**TASK INSTRUCTIONS**
Return the listing below verbatim. Pictures do not belong in the copy.

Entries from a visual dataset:

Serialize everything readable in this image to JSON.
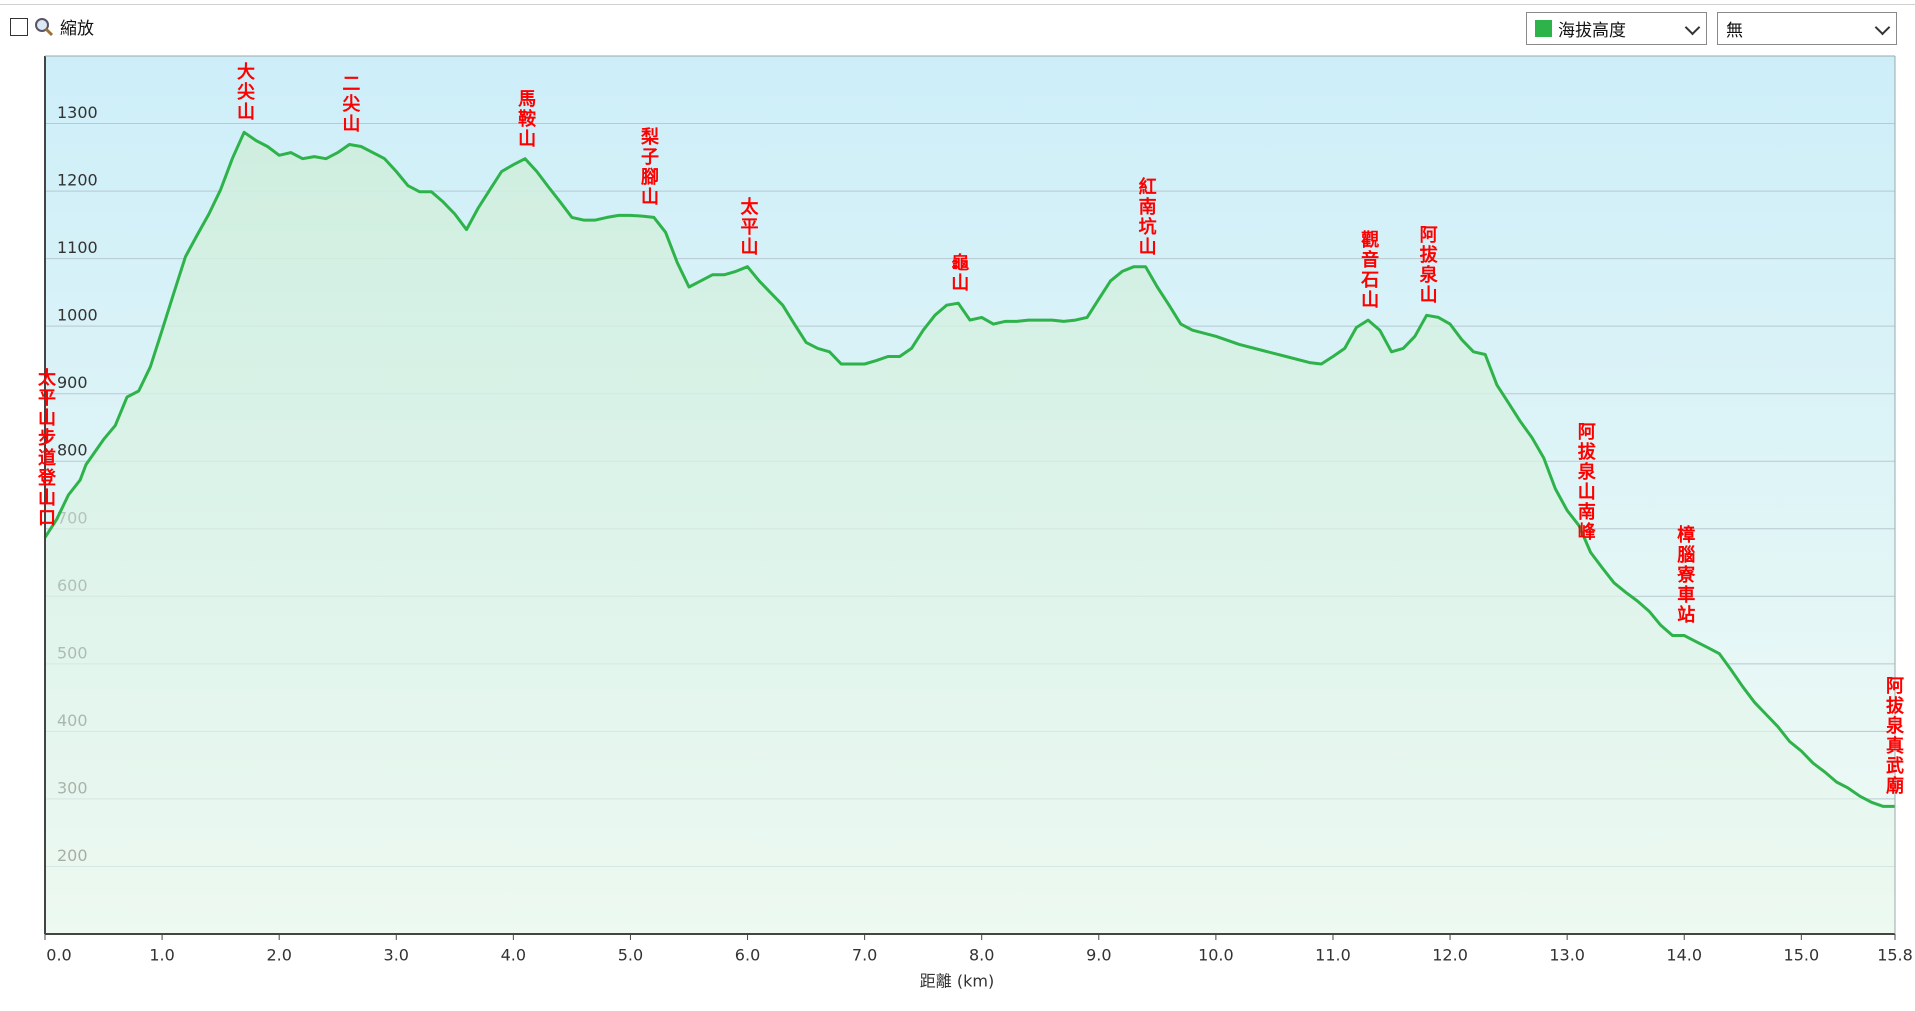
{
  "controls": {
    "zoom_label": "縮放",
    "compare_select": "無"
  },
  "chart_data": {
    "type": "area",
    "x_label": "距離 (km)",
    "xlim": [
      0,
      15.8
    ],
    "ylim": [
      100,
      1400
    ],
    "xticks": [
      {
        "value": 0,
        "label": "0.0"
      },
      {
        "value": 1,
        "label": "1.0"
      },
      {
        "value": 2,
        "label": "2.0"
      },
      {
        "value": 3,
        "label": "3.0"
      },
      {
        "value": 4,
        "label": "4.0"
      },
      {
        "value": 5,
        "label": "5.0"
      },
      {
        "value": 6,
        "label": "6.0"
      },
      {
        "value": 7,
        "label": "7.0"
      },
      {
        "value": 8,
        "label": "8.0"
      },
      {
        "value": 9,
        "label": "9.0"
      },
      {
        "value": 10,
        "label": "10.0"
      },
      {
        "value": 11,
        "label": "11.0"
      },
      {
        "value": 12,
        "label": "12.0"
      },
      {
        "value": 13,
        "label": "13.0"
      },
      {
        "value": 14,
        "label": "14.0"
      },
      {
        "value": 15,
        "label": "15.0"
      },
      {
        "value": 15.8,
        "label": "15.8"
      }
    ],
    "yticks": [
      200,
      300,
      400,
      500,
      600,
      700,
      800,
      900,
      1000,
      1100,
      1200,
      1300
    ],
    "grid": true,
    "x": [
      0,
      0.1,
      0.2,
      0.3,
      0.35,
      0.5,
      0.6,
      0.7,
      0.8,
      0.9,
      1.0,
      1.1,
      1.2,
      1.3,
      1.4,
      1.5,
      1.6,
      1.7,
      1.8,
      1.9,
      2.0,
      2.1,
      2.2,
      2.3,
      2.4,
      2.5,
      2.6,
      2.7,
      2.8,
      2.9,
      3.0,
      3.1,
      3.2,
      3.3,
      3.4,
      3.5,
      3.6,
      3.7,
      3.8,
      3.9,
      4.0,
      4.1,
      4.2,
      4.3,
      4.4,
      4.5,
      4.6,
      4.7,
      4.8,
      4.9,
      5.0,
      5.1,
      5.2,
      5.3,
      5.4,
      5.5,
      5.6,
      5.7,
      5.8,
      5.9,
      6.0,
      6.1,
      6.2,
      6.3,
      6.4,
      6.5,
      6.6,
      6.7,
      6.8,
      6.9,
      7.0,
      7.1,
      7.2,
      7.3,
      7.4,
      7.5,
      7.6,
      7.7,
      7.8,
      7.9,
      8.0,
      8.1,
      8.2,
      8.3,
      8.4,
      8.5,
      8.6,
      8.7,
      8.8,
      8.9,
      9.0,
      9.1,
      9.2,
      9.3,
      9.4,
      9.5,
      9.6,
      9.7,
      9.8,
      10.0,
      10.2,
      10.4,
      10.6,
      10.8,
      10.9,
      11.0,
      11.1,
      11.2,
      11.3,
      11.4,
      11.5,
      11.6,
      11.7,
      11.8,
      11.9,
      12.0,
      12.1,
      12.2,
      12.3,
      12.4,
      12.5,
      12.6,
      12.7,
      12.8,
      12.9,
      13.0,
      13.1,
      13.2,
      13.3,
      13.4,
      13.5,
      13.6,
      13.7,
      13.8,
      13.9,
      14.0,
      14.1,
      14.2,
      14.3,
      14.4,
      14.5,
      14.6,
      14.7,
      14.8,
      14.9,
      15.0,
      15.1,
      15.2,
      15.3,
      15.4,
      15.5,
      15.6,
      15.7,
      15.8
    ],
    "series": [
      {
        "name": "海拔高度",
        "color": "#2db34a",
        "values": [
          687,
          714,
          750,
          772,
          795,
          832,
          853,
          895,
          904,
          940,
          994,
          1049,
          1103,
          1135,
          1166,
          1202,
          1248,
          1287,
          1275,
          1266,
          1253,
          1257,
          1248,
          1251,
          1248,
          1257,
          1269,
          1266,
          1257,
          1248,
          1229,
          1208,
          1199,
          1199,
          1184,
          1166,
          1143,
          1175,
          1202,
          1229,
          1239,
          1248,
          1229,
          1206,
          1184,
          1161,
          1157,
          1157,
          1161,
          1164,
          1164,
          1163,
          1161,
          1139,
          1094,
          1058,
          1067,
          1076,
          1076,
          1081,
          1088,
          1067,
          1049,
          1031,
          1003,
          976,
          967,
          962,
          944,
          944,
          944,
          949,
          955,
          955,
          967,
          994,
          1016,
          1031,
          1034,
          1009,
          1013,
          1003,
          1007,
          1007,
          1009,
          1009,
          1009,
          1007,
          1009,
          1013,
          1040,
          1067,
          1081,
          1088,
          1088,
          1058,
          1031,
          1003,
          994,
          985,
          973,
          964,
          955,
          946,
          944,
          955,
          967,
          998,
          1009,
          994,
          962,
          967,
          985,
          1016,
          1013,
          1003,
          980,
          962,
          958,
          913,
          886,
          859,
          835,
          805,
          759,
          727,
          705,
          665,
          642,
          620,
          606,
          593,
          578,
          557,
          542,
          542,
          533,
          524,
          515,
          491,
          466,
          443,
          425,
          407,
          385,
          371,
          353,
          340,
          325,
          316,
          304,
          295,
          289,
          289
        ]
      }
    ],
    "annotations": [
      {
        "text": "太平山步道登山口",
        "x": 0
      },
      {
        "text": "大尖山",
        "x": 1.7
      },
      {
        "text": "二尖山",
        "x": 2.6
      },
      {
        "text": "馬鞍山",
        "x": 4.1
      },
      {
        "text": "梨子腳山",
        "x": 5.15
      },
      {
        "text": "太平山",
        "x": 6.0
      },
      {
        "text": "龜山",
        "x": 7.8
      },
      {
        "text": "紅南坑山",
        "x": 9.4
      },
      {
        "text": "觀音石山",
        "x": 11.3
      },
      {
        "text": "阿拔泉山",
        "x": 11.8
      },
      {
        "text": "阿拔泉山南峰",
        "x": 13.15
      },
      {
        "text": "樟腦寮車站",
        "x": 14.0
      },
      {
        "text": "阿拔泉真武廟",
        "x": 15.8
      }
    ]
  }
}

**WRITTEN ANSWER**
Serialize everything readable in this image to JSON.
{
  "controls": {
    "zoom_label": "縮放",
    "compare_select": "無"
  },
  "chart_data": {
    "type": "area",
    "x_label": "距離 (km)",
    "xlim": [
      0,
      15.8
    ],
    "ylim": [
      100,
      1400
    ],
    "xticks": [
      {
        "value": 0,
        "label": "0.0"
      },
      {
        "value": 1,
        "label": "1.0"
      },
      {
        "value": 2,
        "label": "2.0"
      },
      {
        "value": 3,
        "label": "3.0"
      },
      {
        "value": 4,
        "label": "4.0"
      },
      {
        "value": 5,
        "label": "5.0"
      },
      {
        "value": 6,
        "label": "6.0"
      },
      {
        "value": 7,
        "label": "7.0"
      },
      {
        "value": 8,
        "label": "8.0"
      },
      {
        "value": 9,
        "label": "9.0"
      },
      {
        "value": 10,
        "label": "10.0"
      },
      {
        "value": 11,
        "label": "11.0"
      },
      {
        "value": 12,
        "label": "12.0"
      },
      {
        "value": 13,
        "label": "13.0"
      },
      {
        "value": 14,
        "label": "14.0"
      },
      {
        "value": 15,
        "label": "15.0"
      },
      {
        "value": 15.8,
        "label": "15.8"
      }
    ],
    "yticks": [
      200,
      300,
      400,
      500,
      600,
      700,
      800,
      900,
      1000,
      1100,
      1200,
      1300
    ],
    "grid": true,
    "x": [
      0,
      0.1,
      0.2,
      0.3,
      0.35,
      0.5,
      0.6,
      0.7,
      0.8,
      0.9,
      1.0,
      1.1,
      1.2,
      1.3,
      1.4,
      1.5,
      1.6,
      1.7,
      1.8,
      1.9,
      2.0,
      2.1,
      2.2,
      2.3,
      2.4,
      2.5,
      2.6,
      2.7,
      2.8,
      2.9,
      3.0,
      3.1,
      3.2,
      3.3,
      3.4,
      3.5,
      3.6,
      3.7,
      3.8,
      3.9,
      4.0,
      4.1,
      4.2,
      4.3,
      4.4,
      4.5,
      4.6,
      4.7,
      4.8,
      4.9,
      5.0,
      5.1,
      5.2,
      5.3,
      5.4,
      5.5,
      5.6,
      5.7,
      5.8,
      5.9,
      6.0,
      6.1,
      6.2,
      6.3,
      6.4,
      6.5,
      6.6,
      6.7,
      6.8,
      6.9,
      7.0,
      7.1,
      7.2,
      7.3,
      7.4,
      7.5,
      7.6,
      7.7,
      7.8,
      7.9,
      8.0,
      8.1,
      8.2,
      8.3,
      8.4,
      8.5,
      8.6,
      8.7,
      8.8,
      8.9,
      9.0,
      9.1,
      9.2,
      9.3,
      9.4,
      9.5,
      9.6,
      9.7,
      9.8,
      10.0,
      10.2,
      10.4,
      10.6,
      10.8,
      10.9,
      11.0,
      11.1,
      11.2,
      11.3,
      11.4,
      11.5,
      11.6,
      11.7,
      11.8,
      11.9,
      12.0,
      12.1,
      12.2,
      12.3,
      12.4,
      12.5,
      12.6,
      12.7,
      12.8,
      12.9,
      13.0,
      13.1,
      13.2,
      13.3,
      13.4,
      13.5,
      13.6,
      13.7,
      13.8,
      13.9,
      14.0,
      14.1,
      14.2,
      14.3,
      14.4,
      14.5,
      14.6,
      14.7,
      14.8,
      14.9,
      15.0,
      15.1,
      15.2,
      15.3,
      15.4,
      15.5,
      15.6,
      15.7,
      15.8
    ],
    "series": [
      {
        "name": "海拔高度",
        "color": "#2db34a",
        "values": [
          687,
          714,
          750,
          772,
          795,
          832,
          853,
          895,
          904,
          940,
          994,
          1049,
          1103,
          1135,
          1166,
          1202,
          1248,
          1287,
          1275,
          1266,
          1253,
          1257,
          1248,
          1251,
          1248,
          1257,
          1269,
          1266,
          1257,
          1248,
          1229,
          1208,
          1199,
          1199,
          1184,
          1166,
          1143,
          1175,
          1202,
          1229,
          1239,
          1248,
          1229,
          1206,
          1184,
          1161,
          1157,
          1157,
          1161,
          1164,
          1164,
          1163,
          1161,
          1139,
          1094,
          1058,
          1067,
          1076,
          1076,
          1081,
          1088,
          1067,
          1049,
          1031,
          1003,
          976,
          967,
          962,
          944,
          944,
          944,
          949,
          955,
          955,
          967,
          994,
          1016,
          1031,
          1034,
          1009,
          1013,
          1003,
          1007,
          1007,
          1009,
          1009,
          1009,
          1007,
          1009,
          1013,
          1040,
          1067,
          1081,
          1088,
          1088,
          1058,
          1031,
          1003,
          994,
          985,
          973,
          964,
          955,
          946,
          944,
          955,
          967,
          998,
          1009,
          994,
          962,
          967,
          985,
          1016,
          1013,
          1003,
          980,
          962,
          958,
          913,
          886,
          859,
          835,
          805,
          759,
          727,
          705,
          665,
          642,
          620,
          606,
          593,
          578,
          557,
          542,
          542,
          533,
          524,
          515,
          491,
          466,
          443,
          425,
          407,
          385,
          371,
          353,
          340,
          325,
          316,
          304,
          295,
          289,
          289
        ]
      }
    ],
    "annotations": [
      {
        "text": "太平山步道登山口",
        "x": 0
      },
      {
        "text": "大尖山",
        "x": 1.7
      },
      {
        "text": "二尖山",
        "x": 2.6
      },
      {
        "text": "馬鞍山",
        "x": 4.1
      },
      {
        "text": "梨子腳山",
        "x": 5.15
      },
      {
        "text": "太平山",
        "x": 6.0
      },
      {
        "text": "龜山",
        "x": 7.8
      },
      {
        "text": "紅南坑山",
        "x": 9.4
      },
      {
        "text": "觀音石山",
        "x": 11.3
      },
      {
        "text": "阿拔泉山",
        "x": 11.8
      },
      {
        "text": "阿拔泉山南峰",
        "x": 13.15
      },
      {
        "text": "樟腦寮車站",
        "x": 14.0
      },
      {
        "text": "阿拔泉真武廟",
        "x": 15.8
      }
    ]
  }
}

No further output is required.